## ТЕКСТ ДЛЯ ЧТЕНИЯ
################

Какое все это имеет отношение к Бродскому? Прямое. В одном своем интервью он возражал против такого упрощения: “Я думаю, это происходит потому, что человек все время пытается упростить себе духовную задачу”, в то время как на самом деле “в России возникла ситуация, когда вам даны четыре, пять, шесть, десять возможных идиом существования. На этих высотах иерархии не существует”.
Разговор о Баратынском в связи с Бродским представляется актуальным еще потому, что в XX веке “вечные вопросы”, метафизика были отодвинуты в сторону, заслонены “серной спичкой”, которая “согреть могла”: когда жизнь вырывают из рук, нет ничего дороже постельного белья, парового отопления, тихой радости “дышать и жить”. Вечные вопросы кажутся подростковыми проблемами.
Вот оно — то, о чем я глаголаю:о превращении тела в голую вещь!Ни горе не гляжу, ни долу я,но в пустоту — чем ее не высветли.Это и к лучшему. Чувство ужасавещи не свойственно. Так что лужицаподле вещи не обнаружится,даже если вещица при смерти... —
сказано у Бродского в стихотворении “1972 год” — и это “чувство ужаса”, “пустота” преследуют его до самого конца.
Бродский вернул русской поэзии метафизическую проблематику — и в этом он куда ближе к Баратынскому, чем к Мандельштаму, и, может быть, к XXI веку, нежели к XX, если, конечно, Россия вернется на более или менее нормальные пути, которые забрезжили перед нею.
Я не смотрел на него ни снизу, ни сверху, не был наблюдателем, у нас сложились живые отношения, поэтому не могу устраниться, исключить себя из этого рассказа. Кроме того, хочу предупредить, что пишу эти воспоминания, пренебрегая красотами слога: мне не до них. Это не проза, а документальное свидетельство.
Его стихи произвели на меня с самого начала — огромное впечатление. С самого начала было ясно: пришел замечательный поэт, со своим голосом, отличным от всего, что приходилось слышать. Ну вот, например, “Шествие”. Помню, как Иосиф читал эту вещь, громкую, многословную — и все равно завораживающую, не столько смыслом, сколько обещанием будущих достижений, — у Д.Е. Максимова, собравшего “на Бродского” литературоведов: Л.Я. Гинзбург, Н.Я. Берковского, Т.Ю. Хмельницкую, был приглашен и я. Л.Я.Гинзбург, ценившая иную поэтику, скептически относившаяся к избыточности поэтических средств и форсированному звучанию, тем не менее сказала мне, когда все расходились: “Это серьезно”.

################

## ИСХОДНЫЕ ДАННЫЕ
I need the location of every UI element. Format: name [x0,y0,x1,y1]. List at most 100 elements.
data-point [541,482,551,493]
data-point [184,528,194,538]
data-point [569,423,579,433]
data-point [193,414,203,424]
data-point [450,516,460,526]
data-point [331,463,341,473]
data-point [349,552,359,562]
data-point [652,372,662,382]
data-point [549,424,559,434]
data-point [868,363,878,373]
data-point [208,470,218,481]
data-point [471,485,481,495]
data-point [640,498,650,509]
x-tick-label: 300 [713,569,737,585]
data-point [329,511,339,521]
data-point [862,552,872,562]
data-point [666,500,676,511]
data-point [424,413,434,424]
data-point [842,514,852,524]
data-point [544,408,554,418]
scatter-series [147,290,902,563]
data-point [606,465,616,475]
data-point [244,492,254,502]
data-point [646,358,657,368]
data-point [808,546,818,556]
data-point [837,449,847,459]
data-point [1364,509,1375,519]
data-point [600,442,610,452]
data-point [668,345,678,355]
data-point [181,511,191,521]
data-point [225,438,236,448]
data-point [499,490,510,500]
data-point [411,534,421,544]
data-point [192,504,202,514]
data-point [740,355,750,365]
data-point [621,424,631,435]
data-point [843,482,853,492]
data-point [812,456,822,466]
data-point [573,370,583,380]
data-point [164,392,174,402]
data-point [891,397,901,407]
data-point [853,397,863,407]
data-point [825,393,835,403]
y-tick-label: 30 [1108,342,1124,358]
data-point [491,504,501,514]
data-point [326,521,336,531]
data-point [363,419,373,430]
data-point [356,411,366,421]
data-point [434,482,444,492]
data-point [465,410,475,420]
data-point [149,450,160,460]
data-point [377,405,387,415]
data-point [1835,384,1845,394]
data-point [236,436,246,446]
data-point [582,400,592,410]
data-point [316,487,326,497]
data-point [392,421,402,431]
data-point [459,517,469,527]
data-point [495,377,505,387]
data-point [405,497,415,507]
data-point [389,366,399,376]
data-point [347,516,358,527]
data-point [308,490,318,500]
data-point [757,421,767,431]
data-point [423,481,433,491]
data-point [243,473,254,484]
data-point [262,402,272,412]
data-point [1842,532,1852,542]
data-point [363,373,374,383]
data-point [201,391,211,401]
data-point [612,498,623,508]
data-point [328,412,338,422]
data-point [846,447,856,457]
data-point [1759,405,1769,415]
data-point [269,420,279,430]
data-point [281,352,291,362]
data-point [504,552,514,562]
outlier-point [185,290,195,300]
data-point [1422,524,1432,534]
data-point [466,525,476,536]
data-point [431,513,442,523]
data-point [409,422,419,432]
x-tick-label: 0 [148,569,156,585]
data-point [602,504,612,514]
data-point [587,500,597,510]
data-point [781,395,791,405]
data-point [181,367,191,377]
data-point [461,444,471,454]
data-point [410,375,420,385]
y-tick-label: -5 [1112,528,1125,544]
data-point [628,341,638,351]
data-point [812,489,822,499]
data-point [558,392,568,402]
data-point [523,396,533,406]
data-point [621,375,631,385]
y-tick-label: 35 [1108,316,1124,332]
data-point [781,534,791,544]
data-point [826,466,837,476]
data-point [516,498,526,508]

################

## ИНСТРУКЦИИ К ЗАДАНИЯМ
1. Ответьте на вопросы по тексту о Бродском:
(a) Как называется стихотворение Бродского, в котором говорится о «чувстве ужаса»?
(b) Какие слова сказала автору Л.Я. Гинзбург, когда все расходились?
(c) К кому, по мнению автора, Бродский ближе: к Баратынскому или к Мандельштаму?
2. Перепишите дословно фрагмент текста о Бродском от слов «Разговор о Баратынском» до слов «кажутся подростковыми проблемами.».
3. Определите, соответствуют ли утверждения тексту о Бродском. Ответьте «да» или «нет» и приведите в кавычках решающие слова текста.
(a) Автор пишет свои воспоминания, уделяя особое внимание красотам слога.
(b) «Шествие» Иосиф читал у Д.Е. Максимова.
(c) Л.Я. Гинзбург высоко ценила избыточность поэтических средств.

## ОТВЕТЫ ПО ЗАДАНИЯМ
1.
(a) «1972 год».
(b) «Это серьезно».
(c) К Баратынскому.

2.
Разговор о Баратынском в связи с Бродским представляется актуальным еще потому, что в XX веке “вечные вопросы”, метафизика были отодвинуты в сторону, заслонены “серной спичкой”, которая “согреть могла”: когда жизнь вырывают из рук, нет ничего дороже постельного белья, парового отопления, тихой радости “дышать и жить”. Вечные вопросы кажутся подростковыми проблемами.

3.
(a) Нет: «пишу эти воспоминания, пренебрегая красотами слога».
(b) Да: «у Д.Е. Максимова, собравшего “на Бродского” литературоведов».
(c) Нет: «скептически относившаяся к избыточности поэтических средств и форсированному звучанию».